Lines that hold the word "object" should be located and copied.

····················

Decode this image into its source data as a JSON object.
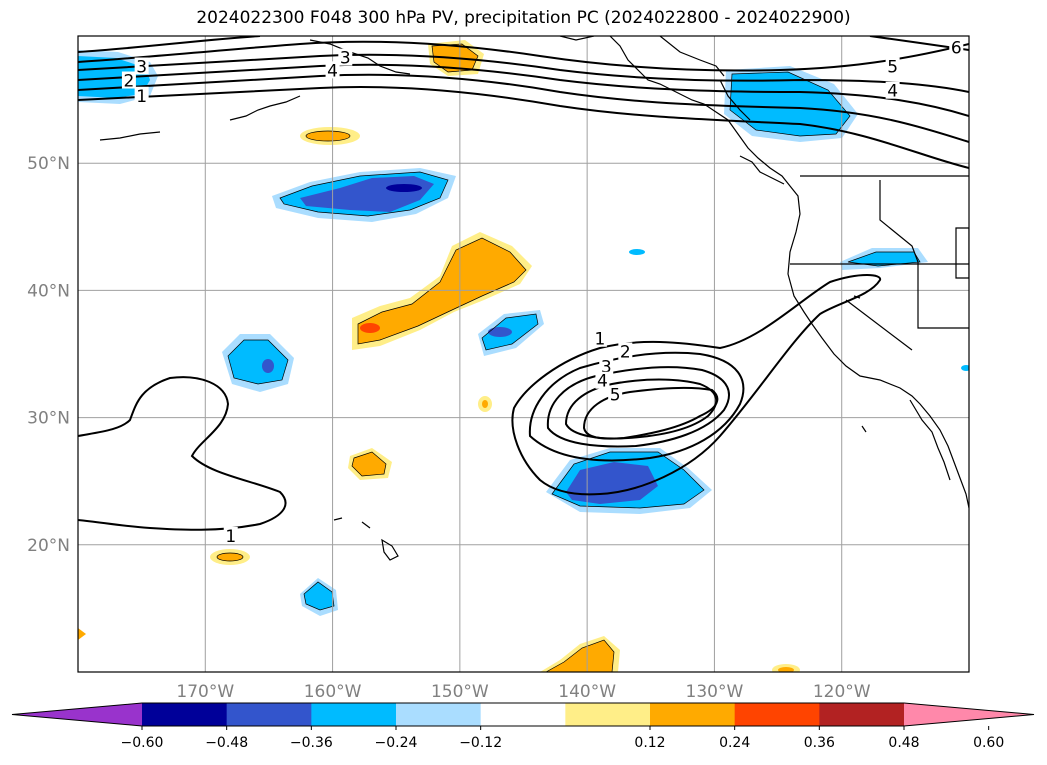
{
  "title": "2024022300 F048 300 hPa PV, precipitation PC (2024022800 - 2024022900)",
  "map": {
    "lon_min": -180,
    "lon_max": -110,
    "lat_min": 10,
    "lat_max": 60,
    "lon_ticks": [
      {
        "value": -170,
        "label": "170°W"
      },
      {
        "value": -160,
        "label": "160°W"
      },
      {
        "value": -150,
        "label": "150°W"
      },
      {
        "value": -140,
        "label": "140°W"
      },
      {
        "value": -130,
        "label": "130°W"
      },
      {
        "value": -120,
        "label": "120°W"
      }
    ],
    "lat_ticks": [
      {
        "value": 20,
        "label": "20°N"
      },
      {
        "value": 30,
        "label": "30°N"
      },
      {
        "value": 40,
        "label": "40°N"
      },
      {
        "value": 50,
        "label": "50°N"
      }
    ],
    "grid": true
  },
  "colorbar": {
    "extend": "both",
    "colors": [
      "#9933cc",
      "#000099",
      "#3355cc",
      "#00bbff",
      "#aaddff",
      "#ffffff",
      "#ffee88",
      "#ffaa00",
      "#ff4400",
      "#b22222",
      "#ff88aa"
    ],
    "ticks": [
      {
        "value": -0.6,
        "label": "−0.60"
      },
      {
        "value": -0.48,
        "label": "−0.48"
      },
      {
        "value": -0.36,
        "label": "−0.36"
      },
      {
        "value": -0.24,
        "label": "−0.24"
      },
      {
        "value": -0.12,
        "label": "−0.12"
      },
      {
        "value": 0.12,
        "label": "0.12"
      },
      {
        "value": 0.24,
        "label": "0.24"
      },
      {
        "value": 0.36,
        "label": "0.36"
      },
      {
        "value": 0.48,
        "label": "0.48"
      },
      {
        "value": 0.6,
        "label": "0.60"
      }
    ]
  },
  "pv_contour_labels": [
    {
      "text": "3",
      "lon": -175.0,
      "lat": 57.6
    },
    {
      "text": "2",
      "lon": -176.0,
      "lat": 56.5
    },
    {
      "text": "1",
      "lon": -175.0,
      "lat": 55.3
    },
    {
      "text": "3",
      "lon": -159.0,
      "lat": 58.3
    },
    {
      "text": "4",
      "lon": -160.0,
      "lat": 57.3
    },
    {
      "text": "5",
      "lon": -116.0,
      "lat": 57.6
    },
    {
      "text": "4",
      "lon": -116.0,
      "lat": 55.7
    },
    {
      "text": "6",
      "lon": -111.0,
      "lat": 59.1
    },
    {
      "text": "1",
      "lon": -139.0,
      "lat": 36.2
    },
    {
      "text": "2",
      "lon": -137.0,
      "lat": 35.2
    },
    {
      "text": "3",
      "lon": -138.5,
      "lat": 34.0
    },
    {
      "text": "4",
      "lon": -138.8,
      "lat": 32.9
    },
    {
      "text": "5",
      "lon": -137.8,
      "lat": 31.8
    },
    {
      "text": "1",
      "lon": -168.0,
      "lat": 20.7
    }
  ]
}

····················

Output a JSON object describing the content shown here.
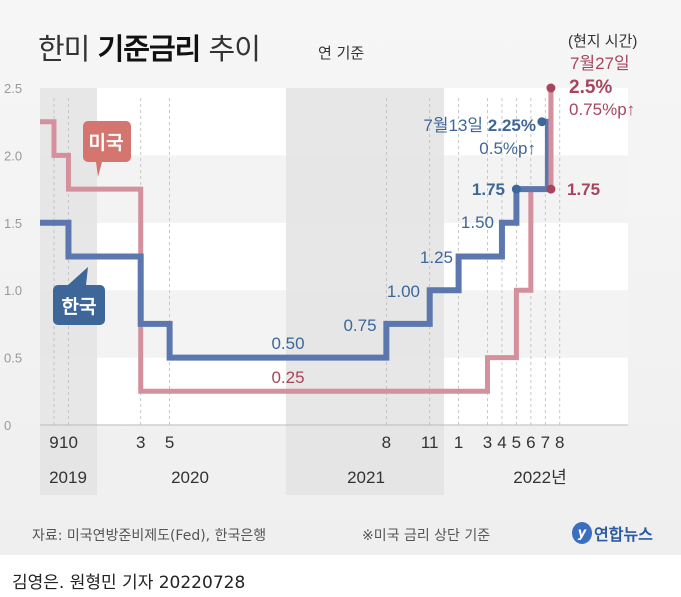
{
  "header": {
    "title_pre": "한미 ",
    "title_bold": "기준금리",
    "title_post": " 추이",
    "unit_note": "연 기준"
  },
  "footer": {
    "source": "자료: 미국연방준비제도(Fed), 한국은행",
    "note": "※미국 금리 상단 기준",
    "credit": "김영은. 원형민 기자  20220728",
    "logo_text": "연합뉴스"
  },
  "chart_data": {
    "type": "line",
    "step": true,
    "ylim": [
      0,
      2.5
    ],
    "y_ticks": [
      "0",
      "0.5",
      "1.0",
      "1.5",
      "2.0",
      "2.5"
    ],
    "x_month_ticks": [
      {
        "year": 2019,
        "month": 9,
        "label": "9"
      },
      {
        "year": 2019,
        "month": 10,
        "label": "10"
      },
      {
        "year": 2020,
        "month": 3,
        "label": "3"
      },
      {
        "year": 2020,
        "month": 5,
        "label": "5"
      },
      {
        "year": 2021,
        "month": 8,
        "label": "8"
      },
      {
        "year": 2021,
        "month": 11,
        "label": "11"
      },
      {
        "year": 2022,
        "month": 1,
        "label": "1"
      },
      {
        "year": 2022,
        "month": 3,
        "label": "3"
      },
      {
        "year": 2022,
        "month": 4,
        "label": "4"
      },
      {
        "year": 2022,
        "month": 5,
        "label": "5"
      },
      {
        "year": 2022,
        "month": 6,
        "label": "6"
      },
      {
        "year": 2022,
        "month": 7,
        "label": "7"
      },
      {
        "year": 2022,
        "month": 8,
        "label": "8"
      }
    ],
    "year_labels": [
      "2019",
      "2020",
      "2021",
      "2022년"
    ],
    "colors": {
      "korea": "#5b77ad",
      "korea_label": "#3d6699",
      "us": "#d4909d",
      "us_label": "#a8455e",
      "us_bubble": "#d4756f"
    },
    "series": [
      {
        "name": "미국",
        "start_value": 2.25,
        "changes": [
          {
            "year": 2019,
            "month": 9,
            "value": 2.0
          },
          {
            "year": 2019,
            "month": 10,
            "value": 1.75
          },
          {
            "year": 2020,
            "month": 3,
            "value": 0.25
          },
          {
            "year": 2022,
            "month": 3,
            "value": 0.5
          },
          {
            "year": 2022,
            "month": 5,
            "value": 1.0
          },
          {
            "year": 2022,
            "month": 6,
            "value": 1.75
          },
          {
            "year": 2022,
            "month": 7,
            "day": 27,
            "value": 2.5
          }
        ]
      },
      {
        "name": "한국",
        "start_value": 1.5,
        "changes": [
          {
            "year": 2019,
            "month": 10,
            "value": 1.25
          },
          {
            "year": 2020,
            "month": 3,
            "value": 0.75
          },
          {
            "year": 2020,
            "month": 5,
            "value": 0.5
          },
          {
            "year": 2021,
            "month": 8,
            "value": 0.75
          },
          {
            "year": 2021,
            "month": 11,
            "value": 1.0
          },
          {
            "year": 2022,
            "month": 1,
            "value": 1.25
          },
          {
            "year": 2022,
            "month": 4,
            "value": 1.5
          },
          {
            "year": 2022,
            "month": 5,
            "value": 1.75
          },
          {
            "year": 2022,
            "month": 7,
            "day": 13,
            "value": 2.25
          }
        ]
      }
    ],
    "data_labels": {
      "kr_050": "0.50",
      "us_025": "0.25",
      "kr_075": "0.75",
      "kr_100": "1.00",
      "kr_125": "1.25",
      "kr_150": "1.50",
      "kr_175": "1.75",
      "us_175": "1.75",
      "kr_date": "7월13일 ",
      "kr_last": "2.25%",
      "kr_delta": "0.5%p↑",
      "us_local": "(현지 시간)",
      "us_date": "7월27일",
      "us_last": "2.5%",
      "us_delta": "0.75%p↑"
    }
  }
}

····················

### Result of this exercise
Decode this image into its source data as a JSON object.
Output a JSON object describing the content shown here.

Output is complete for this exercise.